#### [Task requirements]
Repeat each line exactly as it is written.

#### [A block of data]
###
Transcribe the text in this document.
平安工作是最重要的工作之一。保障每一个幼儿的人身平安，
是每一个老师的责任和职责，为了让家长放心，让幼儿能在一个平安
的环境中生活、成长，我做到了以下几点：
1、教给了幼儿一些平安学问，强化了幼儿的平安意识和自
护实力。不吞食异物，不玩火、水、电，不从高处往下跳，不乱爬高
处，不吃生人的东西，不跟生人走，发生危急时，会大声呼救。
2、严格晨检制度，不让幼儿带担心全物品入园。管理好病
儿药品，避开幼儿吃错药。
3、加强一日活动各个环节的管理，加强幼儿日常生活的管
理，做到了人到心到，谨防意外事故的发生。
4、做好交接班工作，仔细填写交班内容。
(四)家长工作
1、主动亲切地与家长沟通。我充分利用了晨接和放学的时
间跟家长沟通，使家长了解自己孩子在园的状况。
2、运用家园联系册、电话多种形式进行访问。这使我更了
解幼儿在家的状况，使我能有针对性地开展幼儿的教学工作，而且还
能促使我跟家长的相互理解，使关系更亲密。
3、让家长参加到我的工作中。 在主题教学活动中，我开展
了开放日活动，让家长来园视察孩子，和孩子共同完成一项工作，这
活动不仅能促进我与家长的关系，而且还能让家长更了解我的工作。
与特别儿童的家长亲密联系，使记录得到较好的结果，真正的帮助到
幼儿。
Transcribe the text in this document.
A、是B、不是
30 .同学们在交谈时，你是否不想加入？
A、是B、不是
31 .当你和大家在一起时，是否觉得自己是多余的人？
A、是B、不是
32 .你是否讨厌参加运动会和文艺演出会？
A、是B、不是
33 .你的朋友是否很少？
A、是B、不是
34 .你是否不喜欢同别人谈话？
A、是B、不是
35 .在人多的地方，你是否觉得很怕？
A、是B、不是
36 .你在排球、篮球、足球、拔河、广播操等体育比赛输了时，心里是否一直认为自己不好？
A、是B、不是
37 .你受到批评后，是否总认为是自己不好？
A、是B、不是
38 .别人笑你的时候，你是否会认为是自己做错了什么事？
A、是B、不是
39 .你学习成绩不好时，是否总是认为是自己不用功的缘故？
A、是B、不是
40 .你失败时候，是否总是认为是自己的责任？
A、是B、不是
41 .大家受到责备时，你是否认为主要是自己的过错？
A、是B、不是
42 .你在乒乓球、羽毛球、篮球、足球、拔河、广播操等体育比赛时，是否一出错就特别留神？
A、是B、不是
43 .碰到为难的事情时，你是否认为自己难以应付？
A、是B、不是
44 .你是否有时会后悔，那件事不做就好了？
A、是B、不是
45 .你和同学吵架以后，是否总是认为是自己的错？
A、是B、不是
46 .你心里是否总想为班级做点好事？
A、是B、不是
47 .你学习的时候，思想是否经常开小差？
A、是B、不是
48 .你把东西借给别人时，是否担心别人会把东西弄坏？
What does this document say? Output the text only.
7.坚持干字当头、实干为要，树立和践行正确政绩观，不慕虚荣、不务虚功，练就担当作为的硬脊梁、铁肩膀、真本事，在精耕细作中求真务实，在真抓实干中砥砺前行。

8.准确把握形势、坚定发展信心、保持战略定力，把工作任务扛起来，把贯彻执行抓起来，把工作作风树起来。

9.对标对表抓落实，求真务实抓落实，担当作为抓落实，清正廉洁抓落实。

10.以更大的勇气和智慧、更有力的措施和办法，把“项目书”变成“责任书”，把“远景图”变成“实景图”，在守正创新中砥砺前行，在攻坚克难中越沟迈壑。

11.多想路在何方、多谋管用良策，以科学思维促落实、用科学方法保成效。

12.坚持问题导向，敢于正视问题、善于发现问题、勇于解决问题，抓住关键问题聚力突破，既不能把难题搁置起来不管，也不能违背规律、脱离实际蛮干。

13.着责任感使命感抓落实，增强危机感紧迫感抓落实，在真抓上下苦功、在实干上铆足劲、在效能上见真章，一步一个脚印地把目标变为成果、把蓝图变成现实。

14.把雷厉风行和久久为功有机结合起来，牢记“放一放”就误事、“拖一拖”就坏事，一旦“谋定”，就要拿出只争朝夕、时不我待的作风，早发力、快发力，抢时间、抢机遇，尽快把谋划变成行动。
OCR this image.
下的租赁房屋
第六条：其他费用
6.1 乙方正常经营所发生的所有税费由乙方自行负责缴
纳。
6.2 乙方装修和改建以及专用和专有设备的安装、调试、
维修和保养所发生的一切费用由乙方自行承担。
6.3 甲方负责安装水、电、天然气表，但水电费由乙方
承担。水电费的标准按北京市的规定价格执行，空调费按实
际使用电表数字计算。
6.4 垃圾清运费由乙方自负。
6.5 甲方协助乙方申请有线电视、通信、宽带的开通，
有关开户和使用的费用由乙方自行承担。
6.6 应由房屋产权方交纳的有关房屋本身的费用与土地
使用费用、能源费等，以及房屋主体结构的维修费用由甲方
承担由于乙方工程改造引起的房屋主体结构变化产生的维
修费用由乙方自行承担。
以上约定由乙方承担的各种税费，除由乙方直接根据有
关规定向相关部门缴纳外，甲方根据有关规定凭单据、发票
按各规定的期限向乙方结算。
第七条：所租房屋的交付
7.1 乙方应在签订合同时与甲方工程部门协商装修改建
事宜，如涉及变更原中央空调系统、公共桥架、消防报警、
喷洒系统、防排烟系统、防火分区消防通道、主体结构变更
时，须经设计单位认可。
###
#### [Task response]
Transcribe the text in this document.
平安工作是最重要的工作之一。保障每一个幼儿的人身平安，
是每一个老师的责任和职责，为了让家长放心，让幼儿能在一个平安
的环境中生活、成长，我做到了以下几点：
1、教给了幼儿一些平安学问，强化了幼儿的平安意识和自
护实力。不吞食异物，不玩火、水、电，不从高处往下跳，不乱爬高
处，不吃生人的东西，不跟生人走，发生危急时，会大声呼救。
2、严格晨检制度，不让幼儿带担心全物品入园。管理好病
儿药品，避开幼儿吃错药。
3、加强一日活动各个环节的管理，加强幼儿日常生活的管
理，做到了人到心到，谨防意外事故的发生。
4、做好交接班工作，仔细填写交班内容。
(四)家长工作
1、主动亲切地与家长沟通。我充分利用了晨接和放学的时
间跟家长沟通，使家长了解自己孩子在园的状况。
2、运用家园联系册、电话多种形式进行访问。这使我更了
解幼儿在家的状况，使我能有针对性地开展幼儿的教学工作，而且还
能促使我跟家长的相互理解，使关系更亲密。
3、让家长参加到我的工作中。 在主题教学活动中，我开展
了开放日活动，让家长来园视察孩子，和孩子共同完成一项工作，这
活动不仅能促进我与家长的关系，而且还能让家长更了解我的工作。
与特别儿童的家长亲密联系，使记录得到较好的结果，真正的帮助到
幼儿。
Transcribe the text in this document.
A、是B、不是
30 .同学们在交谈时，你是否不想加入？
A、是B、不是
31 .当你和大家在一起时，是否觉得自己是多余的人？
A、是B、不是
32 .你是否讨厌参加运动会和文艺演出会？
A、是B、不是
33 .你的朋友是否很少？
A、是B、不是
34 .你是否不喜欢同别人谈话？
A、是B、不是
35 .在人多的地方，你是否觉得很怕？
A、是B、不是
36 .你在排球、篮球、足球、拔河、广播操等体育比赛输了时，心里是否一直认为自己不好？
A、是B、不是
37 .你受到批评后，是否总认为是自己不好？
A、是B、不是
38 .别人笑你的时候，你是否会认为是自己做错了什么事？
A、是B、不是
39 .你学习成绩不好时，是否总是认为是自己不用功的缘故？
A、是B、不是
40 .你失败时候，是否总是认为是自己的责任？
A、是B、不是
41 .大家受到责备时，你是否认为主要是自己的过错？
A、是B、不是
42 .你在乒乓球、羽毛球、篮球、足球、拔河、广播操等体育比赛时，是否一出错就特别留神？
A、是B、不是
43 .碰到为难的事情时，你是否认为自己难以应付？
A、是B、不是
44 .你是否有时会后悔，那件事不做就好了？
A、是B、不是
45 .你和同学吵架以后，是否总是认为是自己的错？
A、是B、不是
46 .你心里是否总想为班级做点好事？
A、是B、不是
47 .你学习的时候，思想是否经常开小差？
A、是B、不是
48 .你把东西借给别人时，是否担心别人会把东西弄坏？
What does this document say? Output the text only.
7.坚持干字当头、实干为要，树立和践行正确政绩观，不慕虚荣、不务虚功，练就担当作为的硬脊梁、铁肩膀、真本事，在精耕细作中求真务实，在真抓实干中砥砺前行。

8.准确把握形势、坚定发展信心、保持战略定力，把工作任务扛起来，把贯彻执行抓起来，把工作作风树起来。

9.对标对表抓落实，求真务实抓落实，担当作为抓落实，清正廉洁抓落实。

10.以更大的勇气和智慧、更有力的措施和办法，把“项目书”变成“责任书”，把“远景图”变成“实景图”，在守正创新中砥砺前行，在攻坚克难中越沟迈壑。

11.多想路在何方、多谋管用良策，以科学思维促落实、用科学方法保成效。

12.坚持问题导向，敢于正视问题、善于发现问题、勇于解决问题，抓住关键问题聚力突破，既不能把难题搁置起来不管，也不能违背规律、脱离实际蛮干。

13.着责任感使命感抓落实，增强危机感紧迫感抓落实，在真抓上下苦功、在实干上铆足劲、在效能上见真章，一步一个脚印地把目标变为成果、把蓝图变成现实。

14.把雷厉风行和久久为功有机结合起来，牢记“放一放”就误事、“拖一拖”就坏事，一旦“谋定”，就要拿出只争朝夕、时不我待的作风，早发力、快发力，抢时间、抢机遇，尽快把谋划变成行动。
OCR this image.
下的租赁房屋
第六条：其他费用
6.1 乙方正常经营所发生的所有税费由乙方自行负责缴
纳。
6.2 乙方装修和改建以及专用和专有设备的安装、调试、
维修和保养所发生的一切费用由乙方自行承担。
6.3 甲方负责安装水、电、天然气表，但水电费由乙方
承担。水电费的标准按北京市的规定价格执行，空调费按实
际使用电表数字计算。
6.4 垃圾清运费由乙方自负。
6.5 甲方协助乙方申请有线电视、通信、宽带的开通，
有关开户和使用的费用由乙方自行承担。
6.6 应由房屋产权方交纳的有关房屋本身的费用与土地
使用费用、能源费等，以及房屋主体结构的维修费用由甲方
承担由于乙方工程改造引起的房屋主体结构变化产生的维
修费用由乙方自行承担。
以上约定由乙方承担的各种税费，除由乙方直接根据有
关规定向相关部门缴纳外，甲方根据有关规定凭单据、发票
按各规定的期限向乙方结算。
第七条：所租房屋的交付
7.1 乙方应在签订合同时与甲方工程部门协商装修改建
事宜，如涉及变更原中央空调系统、公共桥架、消防报警、
喷洒系统、防排烟系统、防火分区消防通道、主体结构变更
时，须经设计单位认可。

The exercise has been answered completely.